- Given request: Every entry below must appear again, exactly as written.

- Information provided:
***

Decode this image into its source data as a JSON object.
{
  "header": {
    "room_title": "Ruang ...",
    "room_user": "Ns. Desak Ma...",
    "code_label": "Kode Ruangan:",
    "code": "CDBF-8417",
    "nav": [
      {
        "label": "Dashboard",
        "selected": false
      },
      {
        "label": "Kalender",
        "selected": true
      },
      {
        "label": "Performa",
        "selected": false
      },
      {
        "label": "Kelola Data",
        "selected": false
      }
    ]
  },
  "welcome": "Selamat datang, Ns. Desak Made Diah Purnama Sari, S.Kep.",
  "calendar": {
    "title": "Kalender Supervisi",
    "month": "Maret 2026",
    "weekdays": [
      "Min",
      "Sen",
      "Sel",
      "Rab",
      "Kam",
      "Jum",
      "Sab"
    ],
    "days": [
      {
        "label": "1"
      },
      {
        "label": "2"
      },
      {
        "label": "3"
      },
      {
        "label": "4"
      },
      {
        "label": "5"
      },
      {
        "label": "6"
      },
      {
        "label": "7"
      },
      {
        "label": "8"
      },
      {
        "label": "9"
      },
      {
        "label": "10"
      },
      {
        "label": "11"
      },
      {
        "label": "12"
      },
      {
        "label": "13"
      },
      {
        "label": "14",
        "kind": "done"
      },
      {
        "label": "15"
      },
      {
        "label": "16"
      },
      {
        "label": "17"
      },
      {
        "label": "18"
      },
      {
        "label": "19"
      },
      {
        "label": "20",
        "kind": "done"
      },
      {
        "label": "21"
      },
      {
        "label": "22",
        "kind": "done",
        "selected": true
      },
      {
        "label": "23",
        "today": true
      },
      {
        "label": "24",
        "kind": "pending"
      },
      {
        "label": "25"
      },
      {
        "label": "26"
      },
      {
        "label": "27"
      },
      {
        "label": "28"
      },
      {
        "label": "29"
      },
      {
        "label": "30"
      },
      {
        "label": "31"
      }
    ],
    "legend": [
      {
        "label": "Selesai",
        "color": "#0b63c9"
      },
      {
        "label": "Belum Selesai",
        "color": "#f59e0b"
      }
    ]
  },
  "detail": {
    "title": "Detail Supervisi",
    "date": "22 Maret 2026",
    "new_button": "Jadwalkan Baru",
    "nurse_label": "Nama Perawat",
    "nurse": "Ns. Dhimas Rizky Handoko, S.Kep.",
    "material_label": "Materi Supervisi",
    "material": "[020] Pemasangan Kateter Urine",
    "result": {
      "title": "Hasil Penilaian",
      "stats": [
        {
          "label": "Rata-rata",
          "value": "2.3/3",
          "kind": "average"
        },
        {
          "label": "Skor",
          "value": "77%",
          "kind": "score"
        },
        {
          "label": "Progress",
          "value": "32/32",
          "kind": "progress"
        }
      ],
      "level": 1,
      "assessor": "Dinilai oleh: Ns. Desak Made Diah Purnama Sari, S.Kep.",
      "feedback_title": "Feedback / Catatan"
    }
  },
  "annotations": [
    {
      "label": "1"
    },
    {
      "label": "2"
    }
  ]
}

***

- Worked solution:
Decode this image into its source data as a JSON object.
{
  "header": {
    "room_title": "Ruang ...",
    "room_user": "Ns. Desak Ma...",
    "code_label": "Kode Ruangan:",
    "code": "CDBF-8417",
    "nav": [
      {
        "label": "Dashboard",
        "selected": false
      },
      {
        "label": "Kalender",
        "selected": true
      },
      {
        "label": "Performa",
        "selected": false
      },
      {
        "label": "Kelola Data",
        "selected": false
      }
    ]
  },
  "welcome": "Selamat datang, Ns. Desak Made Diah Purnama Sari, S.Kep.",
  "calendar": {
    "title": "Kalender Supervisi",
    "month": "Maret 2026",
    "weekdays": [
      "Min",
      "Sen",
      "Sel",
      "Rab",
      "Kam",
      "Jum",
      "Sab"
    ],
    "days": [
      {
        "label": "1"
      },
      {
        "label": "2"
      },
      {
        "label": "3"
      },
      {
        "label": "4"
      },
      {
        "label": "5"
      },
      {
        "label": "6"
      },
      {
        "label": "7"
      },
      {
        "label": "8"
      },
      {
        "label": "9"
      },
      {
        "label": "10"
      },
      {
        "label": "11"
      },
      {
        "label": "12"
      },
      {
        "label": "13"
      },
      {
        "label": "14",
        "kind": "done"
      },
      {
        "label": "15"
      },
      {
        "label": "16"
      },
      {
        "label": "17"
      },
      {
        "label": "18"
      },
      {
        "label": "19"
      },
      {
        "label": "20",
        "kind": "done"
      },
      {
        "label": "21"
      },
      {
        "label": "22",
        "kind": "done",
        "selected": true
      },
      {
        "label": "23",
        "today": true
      },
      {
        "label": "24",
        "kind": "pending"
      },
      {
        "label": "25"
      },
      {
        "label": "26"
      },
      {
        "label": "27"
      },
      {
        "label": "28"
      },
      {
        "label": "29"
      },
      {
        "label": "30"
      },
      {
        "label": "31"
      }
    ],
    "legend": [
      {
        "label": "Selesai",
        "color": "#0b63c9"
      },
      {
        "label": "Belum Selesai",
        "color": "#f59e0b"
      }
    ]
  },
  "detail": {
    "title": "Detail Supervisi",
    "date": "22 Maret 2026",
    "new_button": "Jadwalkan Baru",
    "nurse_label": "Nama Perawat",
    "nurse": "Ns. Dhimas Rizky Handoko, S.Kep.",
    "material_label": "Materi Supervisi",
    "material": "[020] Pemasangan Kateter Urine",
    "result": {
      "title": "Hasil Penilaian",
      "stats": [
        {
          "label": "Rata-rata",
          "value": "2.3/3",
          "kind": "average"
        },
        {
          "label": "Skor",
          "value": "77%",
          "kind": "score"
        },
        {
          "label": "Progress",
          "value": "32/32",
          "kind": "progress"
        }
      ],
      "level": 1,
      "assessor": "Dinilai oleh: Ns. Desak Made Diah Purnama Sari, S.Kep.",
      "feedback_title": "Feedback / Catatan"
    }
  },
  "annotations": [
    {
      "label": "1"
    },
    {
      "label": "2"
    }
  ]
}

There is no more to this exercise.